━━ Provided passage ━━

Tips to Fight back Against Ransomware, Browser Hijacking Malware
Just when it seemed like ransomware had died out as a threat to big and small businesses, organizations, and government agencies, here it comes again.
The worst enemy of the common person and public business in 2017, ransomware has come back onto the scene in force, bringing with it new strains of browser-hijacking malware that is crippling productivity.
It’s the next battle in the never-ending war before cyber criminals and the forces of good tasked with stopping them in their tracks.
The biggest case of ransomware came in the second quarter of 2019 when the American city of Baltimore, Maryland was victimized. The freezing of files and data really limited the city’s ability to perform its duties. The ransomware, named RobbinHood, hit the city on May 7 with a note for about $76,000 in bitcoin or all data would be destroyed.
Six days later, all systems remained down, and stayed down until May 20, although sources say it was several more weeks until everything was back up and running. Baltimore was the third city in two years, following Greenville, North Carolina, and Atlanta, Georgia, to be hit with ransomware with a significant impact.
Clearly cyber criminals have gotten and more effective. The same can be seen with host browser-hijacking malware. Hackers are using Content Delivery Networks (CDNs) such as CloudFront and CloudFlare to prevent detection by cybersecurity forces that only look at the root-level domain.
How can companies compete against this level of sophistication? By striking back with their own. It starts with solid anti-spyware software that is always on to keep the more obvious threats out. A firewall can also provide extra layers of protection, particularly against large scale assaults like Distributed Denial of Service (DDoS) attacks. Other best practices to keep ransomware out of your hair include:
Advanced malware detection tools
A particular kind of malware on the rise is called zero-day malware, which means it is something new and invented particularly to bypass the signatures established in anti-malware databases. Advanced tools will use AI and machine learning to rapidly establish patterns in these zero-day kits and sniff them out easier.
Establish and test backups
Making backup files is not just something to appease the board of directors, it is in place for when the worst happens, and ransomware definitely qualifies as the worst. Make sure that your backup process is working and that the files themselves are located somewhere that a ransomware account cannot touch them.

━━━
━━ Material supplied ━━

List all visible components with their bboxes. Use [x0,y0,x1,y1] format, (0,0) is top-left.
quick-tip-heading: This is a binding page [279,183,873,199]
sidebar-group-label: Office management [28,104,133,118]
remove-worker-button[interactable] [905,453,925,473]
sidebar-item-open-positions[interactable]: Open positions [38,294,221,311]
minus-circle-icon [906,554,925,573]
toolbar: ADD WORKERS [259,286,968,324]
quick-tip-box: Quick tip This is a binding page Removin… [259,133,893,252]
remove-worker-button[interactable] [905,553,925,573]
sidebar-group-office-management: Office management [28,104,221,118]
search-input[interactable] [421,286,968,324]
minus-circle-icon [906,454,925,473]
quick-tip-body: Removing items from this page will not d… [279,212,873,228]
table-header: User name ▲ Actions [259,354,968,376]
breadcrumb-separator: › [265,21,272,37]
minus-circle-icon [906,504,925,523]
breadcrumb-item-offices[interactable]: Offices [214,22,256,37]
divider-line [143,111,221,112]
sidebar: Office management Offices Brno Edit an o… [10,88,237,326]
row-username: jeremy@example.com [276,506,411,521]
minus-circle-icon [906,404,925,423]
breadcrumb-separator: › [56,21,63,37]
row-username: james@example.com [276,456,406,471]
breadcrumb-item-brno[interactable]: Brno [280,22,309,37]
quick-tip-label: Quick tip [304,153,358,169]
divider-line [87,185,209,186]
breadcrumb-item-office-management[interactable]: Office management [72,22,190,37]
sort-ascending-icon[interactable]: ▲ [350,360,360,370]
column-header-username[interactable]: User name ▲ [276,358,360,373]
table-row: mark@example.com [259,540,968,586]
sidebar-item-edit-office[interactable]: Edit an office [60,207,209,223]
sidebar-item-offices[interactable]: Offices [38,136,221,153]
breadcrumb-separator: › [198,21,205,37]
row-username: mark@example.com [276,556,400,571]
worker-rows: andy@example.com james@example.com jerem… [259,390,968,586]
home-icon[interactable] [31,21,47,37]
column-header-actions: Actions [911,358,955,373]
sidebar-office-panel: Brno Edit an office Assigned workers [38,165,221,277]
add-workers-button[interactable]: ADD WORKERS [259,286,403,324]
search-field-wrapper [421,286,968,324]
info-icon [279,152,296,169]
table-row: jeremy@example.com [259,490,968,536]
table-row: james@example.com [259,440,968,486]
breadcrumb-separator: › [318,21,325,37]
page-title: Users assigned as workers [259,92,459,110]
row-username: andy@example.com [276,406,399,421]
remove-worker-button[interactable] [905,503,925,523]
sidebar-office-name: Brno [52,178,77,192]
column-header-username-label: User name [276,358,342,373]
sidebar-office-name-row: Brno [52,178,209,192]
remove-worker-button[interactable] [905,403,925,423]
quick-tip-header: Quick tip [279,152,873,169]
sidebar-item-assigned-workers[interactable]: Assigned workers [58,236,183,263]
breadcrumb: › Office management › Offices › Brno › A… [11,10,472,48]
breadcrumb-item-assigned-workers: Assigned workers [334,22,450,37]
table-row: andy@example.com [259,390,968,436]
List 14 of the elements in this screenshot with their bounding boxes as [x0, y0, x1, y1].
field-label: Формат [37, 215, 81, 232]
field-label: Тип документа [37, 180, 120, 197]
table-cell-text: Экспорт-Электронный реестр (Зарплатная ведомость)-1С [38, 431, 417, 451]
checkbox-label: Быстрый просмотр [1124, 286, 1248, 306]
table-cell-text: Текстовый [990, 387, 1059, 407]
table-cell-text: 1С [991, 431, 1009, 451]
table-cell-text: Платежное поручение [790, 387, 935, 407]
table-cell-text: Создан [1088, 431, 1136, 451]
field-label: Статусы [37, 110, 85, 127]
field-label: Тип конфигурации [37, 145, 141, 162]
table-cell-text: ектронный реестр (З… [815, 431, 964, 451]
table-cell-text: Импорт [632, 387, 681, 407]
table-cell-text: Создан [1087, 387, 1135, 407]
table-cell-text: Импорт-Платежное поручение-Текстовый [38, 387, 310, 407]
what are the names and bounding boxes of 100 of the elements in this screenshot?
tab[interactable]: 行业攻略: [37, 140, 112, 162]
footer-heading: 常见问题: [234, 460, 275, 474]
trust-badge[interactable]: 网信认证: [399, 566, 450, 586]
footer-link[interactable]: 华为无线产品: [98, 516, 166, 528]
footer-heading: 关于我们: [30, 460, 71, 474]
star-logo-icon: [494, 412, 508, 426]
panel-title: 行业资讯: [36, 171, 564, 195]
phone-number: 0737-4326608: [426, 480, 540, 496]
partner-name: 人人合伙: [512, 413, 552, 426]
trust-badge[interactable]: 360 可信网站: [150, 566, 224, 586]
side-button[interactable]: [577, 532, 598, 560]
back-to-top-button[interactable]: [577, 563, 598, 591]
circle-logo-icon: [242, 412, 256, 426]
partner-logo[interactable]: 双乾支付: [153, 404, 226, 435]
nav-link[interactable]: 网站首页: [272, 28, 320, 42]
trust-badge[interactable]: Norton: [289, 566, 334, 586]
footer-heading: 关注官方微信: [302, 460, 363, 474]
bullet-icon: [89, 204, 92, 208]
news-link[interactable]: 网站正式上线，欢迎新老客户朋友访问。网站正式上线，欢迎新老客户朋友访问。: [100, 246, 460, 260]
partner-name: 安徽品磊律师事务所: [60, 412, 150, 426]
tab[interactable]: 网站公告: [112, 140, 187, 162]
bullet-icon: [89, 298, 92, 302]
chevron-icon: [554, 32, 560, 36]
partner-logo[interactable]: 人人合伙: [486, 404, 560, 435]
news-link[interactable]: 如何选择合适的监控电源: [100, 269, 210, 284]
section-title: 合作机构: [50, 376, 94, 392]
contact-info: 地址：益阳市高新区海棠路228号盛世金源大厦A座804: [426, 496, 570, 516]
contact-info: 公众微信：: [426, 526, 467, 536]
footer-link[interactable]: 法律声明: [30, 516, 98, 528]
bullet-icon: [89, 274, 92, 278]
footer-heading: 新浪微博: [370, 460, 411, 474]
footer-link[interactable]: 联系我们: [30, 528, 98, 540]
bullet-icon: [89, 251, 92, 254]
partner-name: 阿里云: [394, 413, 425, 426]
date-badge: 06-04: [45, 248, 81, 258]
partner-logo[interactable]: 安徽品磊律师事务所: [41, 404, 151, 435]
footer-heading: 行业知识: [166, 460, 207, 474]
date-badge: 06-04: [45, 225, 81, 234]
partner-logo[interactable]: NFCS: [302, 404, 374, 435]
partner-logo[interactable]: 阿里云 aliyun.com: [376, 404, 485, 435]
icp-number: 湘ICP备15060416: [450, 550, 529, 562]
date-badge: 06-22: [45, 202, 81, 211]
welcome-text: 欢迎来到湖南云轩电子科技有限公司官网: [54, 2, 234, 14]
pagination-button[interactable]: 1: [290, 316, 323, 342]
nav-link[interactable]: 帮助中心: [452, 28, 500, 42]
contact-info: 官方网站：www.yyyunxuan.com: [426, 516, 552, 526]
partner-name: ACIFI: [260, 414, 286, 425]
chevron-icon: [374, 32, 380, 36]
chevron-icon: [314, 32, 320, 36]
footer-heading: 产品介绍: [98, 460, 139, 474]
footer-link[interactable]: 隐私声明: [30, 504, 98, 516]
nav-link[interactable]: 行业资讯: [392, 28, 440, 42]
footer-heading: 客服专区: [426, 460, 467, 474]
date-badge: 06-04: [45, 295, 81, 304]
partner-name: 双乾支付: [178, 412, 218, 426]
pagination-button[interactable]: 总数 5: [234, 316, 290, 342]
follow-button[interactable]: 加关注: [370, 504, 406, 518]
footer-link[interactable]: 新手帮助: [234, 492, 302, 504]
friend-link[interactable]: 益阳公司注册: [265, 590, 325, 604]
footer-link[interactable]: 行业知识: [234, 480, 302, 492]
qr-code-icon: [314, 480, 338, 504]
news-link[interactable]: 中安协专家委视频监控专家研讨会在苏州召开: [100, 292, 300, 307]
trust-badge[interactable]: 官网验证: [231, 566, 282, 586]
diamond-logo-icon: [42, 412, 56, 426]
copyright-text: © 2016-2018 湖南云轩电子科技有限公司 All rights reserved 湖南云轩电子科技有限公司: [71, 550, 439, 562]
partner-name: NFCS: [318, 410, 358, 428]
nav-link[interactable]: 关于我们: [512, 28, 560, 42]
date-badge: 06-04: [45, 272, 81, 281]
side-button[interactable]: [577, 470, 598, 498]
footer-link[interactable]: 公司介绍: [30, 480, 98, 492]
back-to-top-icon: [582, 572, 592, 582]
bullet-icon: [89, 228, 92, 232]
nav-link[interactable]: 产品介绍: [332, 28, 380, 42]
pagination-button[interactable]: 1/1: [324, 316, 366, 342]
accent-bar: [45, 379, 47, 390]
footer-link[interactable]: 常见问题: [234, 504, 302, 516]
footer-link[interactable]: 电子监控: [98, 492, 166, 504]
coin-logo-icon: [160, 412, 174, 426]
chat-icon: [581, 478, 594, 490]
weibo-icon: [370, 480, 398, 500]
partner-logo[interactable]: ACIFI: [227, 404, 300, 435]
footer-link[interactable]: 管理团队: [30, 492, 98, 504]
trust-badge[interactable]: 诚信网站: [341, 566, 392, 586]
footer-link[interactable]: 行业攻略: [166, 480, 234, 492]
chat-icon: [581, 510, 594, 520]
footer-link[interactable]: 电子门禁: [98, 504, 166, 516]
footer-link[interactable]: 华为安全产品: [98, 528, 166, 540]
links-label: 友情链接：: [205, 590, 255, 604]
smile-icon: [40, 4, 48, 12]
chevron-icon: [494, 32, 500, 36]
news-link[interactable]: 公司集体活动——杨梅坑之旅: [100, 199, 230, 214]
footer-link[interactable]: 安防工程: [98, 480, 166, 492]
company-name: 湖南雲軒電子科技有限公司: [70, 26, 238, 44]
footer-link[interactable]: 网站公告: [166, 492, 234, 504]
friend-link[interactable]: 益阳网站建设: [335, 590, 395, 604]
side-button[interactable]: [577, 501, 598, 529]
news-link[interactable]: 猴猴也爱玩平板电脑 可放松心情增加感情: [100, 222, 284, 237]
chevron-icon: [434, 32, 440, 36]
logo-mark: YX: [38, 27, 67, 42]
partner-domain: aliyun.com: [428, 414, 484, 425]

━━━

* [Problem set]
A. According to the ransomware article, what was the name of the ransomware that hit Baltimore?
B. Reproduce the part of the ransomware article starting with "Establish and test" and going on through "cannot touch them.".

* [Results for the exercise]
A. RobbinHood

B.
Establish and test backups
Making backup files is not just something to appease the board of directors, it is in place for when the worst happens, and ransomware definitely qualifies as the worst. Make sure that your backup process is working and that the files themselves are located somewhere that a ransomware account cannot touch them.